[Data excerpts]
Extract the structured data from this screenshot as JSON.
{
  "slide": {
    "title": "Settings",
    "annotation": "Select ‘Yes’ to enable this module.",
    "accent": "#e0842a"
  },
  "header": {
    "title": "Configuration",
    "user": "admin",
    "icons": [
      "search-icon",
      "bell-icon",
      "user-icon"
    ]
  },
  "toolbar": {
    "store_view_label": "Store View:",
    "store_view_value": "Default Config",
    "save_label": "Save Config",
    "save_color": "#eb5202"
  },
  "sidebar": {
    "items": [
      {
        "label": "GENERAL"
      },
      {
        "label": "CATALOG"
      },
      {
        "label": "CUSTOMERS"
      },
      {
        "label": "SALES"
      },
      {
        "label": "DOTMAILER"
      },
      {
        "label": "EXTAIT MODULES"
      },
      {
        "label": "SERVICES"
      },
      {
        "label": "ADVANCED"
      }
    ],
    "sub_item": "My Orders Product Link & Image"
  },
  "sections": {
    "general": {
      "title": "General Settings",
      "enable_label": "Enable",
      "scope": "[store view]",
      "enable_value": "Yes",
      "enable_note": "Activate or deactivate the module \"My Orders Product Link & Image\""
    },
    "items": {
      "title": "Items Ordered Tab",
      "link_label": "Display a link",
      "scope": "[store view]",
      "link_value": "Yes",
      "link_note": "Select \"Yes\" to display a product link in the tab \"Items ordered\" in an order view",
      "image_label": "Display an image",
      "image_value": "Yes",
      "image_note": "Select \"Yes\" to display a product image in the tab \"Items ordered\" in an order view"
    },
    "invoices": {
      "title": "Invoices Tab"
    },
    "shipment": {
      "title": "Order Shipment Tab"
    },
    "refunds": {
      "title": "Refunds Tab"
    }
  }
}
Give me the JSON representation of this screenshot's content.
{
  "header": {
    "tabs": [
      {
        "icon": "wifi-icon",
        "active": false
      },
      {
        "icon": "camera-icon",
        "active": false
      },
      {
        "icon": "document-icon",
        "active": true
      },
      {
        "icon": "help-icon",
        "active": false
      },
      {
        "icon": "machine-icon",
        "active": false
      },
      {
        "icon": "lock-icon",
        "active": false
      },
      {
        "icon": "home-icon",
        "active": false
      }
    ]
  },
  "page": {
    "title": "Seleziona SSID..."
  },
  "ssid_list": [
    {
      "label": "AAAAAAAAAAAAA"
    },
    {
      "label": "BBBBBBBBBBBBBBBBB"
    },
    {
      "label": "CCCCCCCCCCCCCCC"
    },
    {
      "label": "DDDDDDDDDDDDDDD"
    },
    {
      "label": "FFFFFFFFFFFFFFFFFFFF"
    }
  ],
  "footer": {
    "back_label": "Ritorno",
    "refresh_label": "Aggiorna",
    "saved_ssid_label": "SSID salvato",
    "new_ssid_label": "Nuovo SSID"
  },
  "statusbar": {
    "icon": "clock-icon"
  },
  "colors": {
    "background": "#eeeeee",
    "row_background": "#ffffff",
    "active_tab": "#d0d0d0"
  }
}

--- What the exercise asks ---
Copy out the full set of records precisely, leaving nothing out.

--- Correct output ---
Extract the structured data from this screenshot as JSON.
{
  "slide": {
    "title": "Settings",
    "annotation": "Select ‘Yes’ to enable this module.",
    "accent": "#e0842a"
  },
  "header": {
    "title": "Configuration",
    "user": "admin",
    "icons": [
      "search-icon",
      "bell-icon",
      "user-icon"
    ]
  },
  "toolbar": {
    "store_view_label": "Store View:",
    "store_view_value": "Default Config",
    "save_label": "Save Config",
    "save_color": "#eb5202"
  },
  "sidebar": {
    "items": [
      {
        "label": "GENERAL"
      },
      {
        "label": "CATALOG"
      },
      {
        "label": "CUSTOMERS"
      },
      {
        "label": "SALES"
      },
      {
        "label": "DOTMAILER"
      },
      {
        "label": "EXTAIT MODULES"
      },
      {
        "label": "SERVICES"
      },
      {
        "label": "ADVANCED"
      }
    ],
    "sub_item": "My Orders Product Link & Image"
  },
  "sections": {
    "general": {
      "title": "General Settings",
      "enable_label": "Enable",
      "scope": "[store view]",
      "enable_value": "Yes",
      "enable_note": "Activate or deactivate the module \"My Orders Product Link & Image\""
    },
    "items": {
      "title": "Items Ordered Tab",
      "link_label": "Display a link",
      "scope": "[store view]",
      "link_value": "Yes",
      "link_note": "Select \"Yes\" to display a product link in the tab \"Items ordered\" in an order view",
      "image_label": "Display an image",
      "image_value": "Yes",
      "image_note": "Select \"Yes\" to display a product image in the tab \"Items ordered\" in an order view"
    },
    "invoices": {
      "title": "Invoices Tab"
    },
    "shipment": {
      "title": "Order Shipment Tab"
    },
    "refunds": {
      "title": "Refunds Tab"
    }
  }
}
Give me the JSON representation of this screenshot's content.
{
  "header": {
    "tabs": [
      {
        "icon": "wifi-icon",
        "active": false
      },
      {
        "icon": "camera-icon",
        "active": false
      },
      {
        "icon": "document-icon",
        "active": true
      },
      {
        "icon": "help-icon",
        "active": false
      },
      {
        "icon": "machine-icon",
        "active": false
      },
      {
        "icon": "lock-icon",
        "active": false
      },
      {
        "icon": "home-icon",
        "active": false
      }
    ]
  },
  "page": {
    "title": "Seleziona SSID..."
  },
  "ssid_list": [
    {
      "label": "AAAAAAAAAAAAA"
    },
    {
      "label": "BBBBBBBBBBBBBBBBB"
    },
    {
      "label": "CCCCCCCCCCCCCCC"
    },
    {
      "label": "DDDDDDDDDDDDDDD"
    },
    {
      "label": "FFFFFFFFFFFFFFFFFFFF"
    }
  ],
  "footer": {
    "back_label": "Ritorno",
    "refresh_label": "Aggiorna",
    "saved_ssid_label": "SSID salvato",
    "new_ssid_label": "Nuovo SSID"
  },
  "statusbar": {
    "icon": "clock-icon"
  },
  "colors": {
    "background": "#eeeeee",
    "row_background": "#ffffff",
    "active_tab": "#d0d0d0"
  }
}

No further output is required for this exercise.